> **TESTO DEL DOCUMENTO**
◆ ◆ ◆

Il futuro incerto dei profughi di Lesbo. L'aiuto di Sant'Egidio è cibo e la speranza di una porta aperta

Dal 22 al 26 marzo una delegazione della Comunità di Sant’Egidio è tornata a Lesbo per aiutare i profughi con distribuzioni di cibo e prodotti per l’igiene personale, nella visita in preparazione dei corridoi umanitari.

La primavera inizia con giorni freddi nell’isola di Lesbo, in Grecia, dove migliaia di profughi vivono con pochi vestiti e le loro povere cose, sopravvissute agli incendi del campo. Oltre le recinzioni e i ripari di fortuna, la loro vita è confinata dal lockdown a causa della pandemia: nessuno può uscire liberamente, ogni settimana viene pubblicata la lista dei numeri di tessera che hanno diritto a brevi uscite per motivi di necessità.
Alla distribuzione di generi alimentari, prodotti per l’igiene e buoni spesa portati dalla Comunità si sono recate 450 persone, di cui molte sono arrivate da poco. Sono i capifamiglia, hanno ricevuto l’invito grazie a profughi amici della Comunità, e sono gli unici autorizzati a uscire dal campo recintato.

Nuovi arrivi
Ci sono molti volti nuovi. Negli ultimi tempi sono ricominciati gli sbarchi. Le isole dell’Egeo sono la porta dell’Europa per le migrazioni da Siria, Afghanistan, Congo, Somalia e crescono gli arrivi da altri paesi africani come Sierra Leone, Marocco e Uganda.
Le donne che arrivano, spesso orfane o giovani prese a servizio dalle famiglie già da piccole, fuggono da povertà, matrimoni forzati, violenze e sfruttamento da parte di loro connazionali nei paesi d’arrivo. È il doloroso fenomeno della tratta femminile e delle nuove rotte che si stanno delineando.

Incertezze
Dopo mesi senza servizi igienici nel campo, sono ora funzionanti le docce, dove a turni di sette minuti i profughi possono lavarsi. Le famiglie hanno diritto a delle tende con ambienti separati, che con qualche ironia vengono chiamate ‘appartamenti’.

◆ ◆ ◆

> **RIGHE FORNITE**
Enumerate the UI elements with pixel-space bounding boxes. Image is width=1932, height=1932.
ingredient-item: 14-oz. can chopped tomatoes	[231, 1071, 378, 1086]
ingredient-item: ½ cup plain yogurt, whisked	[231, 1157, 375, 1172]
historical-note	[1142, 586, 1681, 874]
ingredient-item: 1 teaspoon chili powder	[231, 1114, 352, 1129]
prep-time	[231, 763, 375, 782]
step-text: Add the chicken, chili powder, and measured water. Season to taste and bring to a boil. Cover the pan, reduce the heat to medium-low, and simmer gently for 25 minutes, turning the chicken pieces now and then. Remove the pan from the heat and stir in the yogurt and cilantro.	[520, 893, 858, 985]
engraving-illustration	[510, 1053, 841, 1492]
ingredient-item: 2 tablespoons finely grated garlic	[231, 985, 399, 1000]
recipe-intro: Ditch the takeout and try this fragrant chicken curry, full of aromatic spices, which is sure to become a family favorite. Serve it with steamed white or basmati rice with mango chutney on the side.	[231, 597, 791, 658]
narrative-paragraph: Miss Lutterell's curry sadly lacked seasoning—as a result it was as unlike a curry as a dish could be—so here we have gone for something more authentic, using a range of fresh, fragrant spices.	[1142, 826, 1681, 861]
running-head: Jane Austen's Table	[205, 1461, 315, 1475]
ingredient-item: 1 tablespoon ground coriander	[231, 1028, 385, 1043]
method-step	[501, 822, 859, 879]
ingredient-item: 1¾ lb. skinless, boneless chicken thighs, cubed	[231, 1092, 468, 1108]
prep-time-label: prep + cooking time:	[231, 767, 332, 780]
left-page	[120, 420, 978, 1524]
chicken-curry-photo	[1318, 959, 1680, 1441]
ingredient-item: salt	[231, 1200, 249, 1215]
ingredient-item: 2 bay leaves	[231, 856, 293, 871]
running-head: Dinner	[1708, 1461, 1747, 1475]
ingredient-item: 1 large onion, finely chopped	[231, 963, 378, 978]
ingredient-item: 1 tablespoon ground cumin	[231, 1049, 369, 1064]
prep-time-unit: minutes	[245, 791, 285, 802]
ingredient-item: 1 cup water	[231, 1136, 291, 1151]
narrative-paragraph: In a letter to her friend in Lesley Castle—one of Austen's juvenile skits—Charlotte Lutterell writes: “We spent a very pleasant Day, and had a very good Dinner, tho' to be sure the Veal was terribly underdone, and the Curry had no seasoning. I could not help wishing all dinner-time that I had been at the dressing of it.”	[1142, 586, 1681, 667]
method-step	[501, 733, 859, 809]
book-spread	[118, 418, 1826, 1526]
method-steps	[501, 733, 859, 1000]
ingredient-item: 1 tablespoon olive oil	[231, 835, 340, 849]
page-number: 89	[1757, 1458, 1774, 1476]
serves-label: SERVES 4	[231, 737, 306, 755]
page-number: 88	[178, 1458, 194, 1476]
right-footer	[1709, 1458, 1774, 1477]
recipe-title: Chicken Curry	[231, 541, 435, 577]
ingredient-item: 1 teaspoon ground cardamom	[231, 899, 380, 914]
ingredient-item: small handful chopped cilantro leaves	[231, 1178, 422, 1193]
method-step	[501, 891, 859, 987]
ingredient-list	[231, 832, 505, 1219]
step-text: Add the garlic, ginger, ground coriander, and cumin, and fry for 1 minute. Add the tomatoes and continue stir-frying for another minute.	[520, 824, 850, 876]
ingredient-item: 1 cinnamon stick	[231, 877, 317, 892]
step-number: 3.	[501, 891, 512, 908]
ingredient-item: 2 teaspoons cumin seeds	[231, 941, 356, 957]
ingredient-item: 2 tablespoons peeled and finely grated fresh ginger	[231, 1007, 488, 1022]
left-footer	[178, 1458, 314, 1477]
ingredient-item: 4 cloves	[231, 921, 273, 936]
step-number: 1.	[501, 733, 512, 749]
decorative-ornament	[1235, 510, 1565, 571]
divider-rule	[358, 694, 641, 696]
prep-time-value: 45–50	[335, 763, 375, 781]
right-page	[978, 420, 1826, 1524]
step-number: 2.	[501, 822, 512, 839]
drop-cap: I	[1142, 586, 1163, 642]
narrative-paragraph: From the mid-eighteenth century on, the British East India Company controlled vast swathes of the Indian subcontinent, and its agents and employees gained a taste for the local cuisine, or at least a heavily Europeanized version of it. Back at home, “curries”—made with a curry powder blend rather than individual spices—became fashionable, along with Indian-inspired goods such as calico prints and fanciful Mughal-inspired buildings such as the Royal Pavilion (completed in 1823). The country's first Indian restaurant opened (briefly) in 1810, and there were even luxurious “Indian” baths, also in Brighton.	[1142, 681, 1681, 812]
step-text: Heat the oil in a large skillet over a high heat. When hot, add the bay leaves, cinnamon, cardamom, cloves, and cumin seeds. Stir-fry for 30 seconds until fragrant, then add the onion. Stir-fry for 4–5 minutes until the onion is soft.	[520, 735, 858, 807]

◆ ◆ ◆

> **ELENCO ATTIVITÀ**
1. Trasforma in un elenco puntato il paragrafo del testo sui profughi di Lesbo che comincia con "Alla distribuzione di generi alimentari", senza perderne le informazioni principali.
2. Secondo il testo sui profughi di Lesbo, quanto dura ciascun turno per lavarsi nelle docce del campo?
3. Scrivi il seguito del testo sui profughi di Lesbo, riprendendo dopo l'ultima frase riportata.
Le righe non hanno alcun legame con il testo sui profughi di Lesbo.

> **ESERCIZI SVOLTI**
1.
- Alla distribuzione di generi alimentari, prodotti per l'igiene e buoni spesa della Comunità si sono presentate 450 persone.
- Molte di loro erano arrivate da poco.
- Erano i capifamiglia, invitati grazie a profughi amici della Comunità.
- Sono gli unici autorizzati a uscire dal campo recintato.

2. Sette minuti.

3.
Se alcuni aspetti della vita del campo stanno migliorando, negli ultimi mesi si sta verificando una nuova situazione: Mitilene, città sull’isola di Lesbo, si sta popolando di occupazioni e alloggi fatiscenti che ospitano le famiglie uscite dal sistema di accoglienza: chi ha ricevuto il diniego dell’asilo e chi un mese dopo aver ottenuto l’asilo non ha più diritto all’assistenza.

La storia di B., da aiutante a senza documenti
Alcuni profughi si nascondono da mesi, senza uscire mai dalla loro “casa”, nella paura di essere rimpatriati. È la storia di B., amico della Comunità dal 2019, che faceva l’interprete per il servizio di asilo greco. Ricevuto il rifiuto alla sua domanda di asilo, ha iniziato a nascondersi, mentre i funzionari del campo che non conoscevano l’esito della sua pratica, continuavano a cercarlo perché avevano bisogno di lui.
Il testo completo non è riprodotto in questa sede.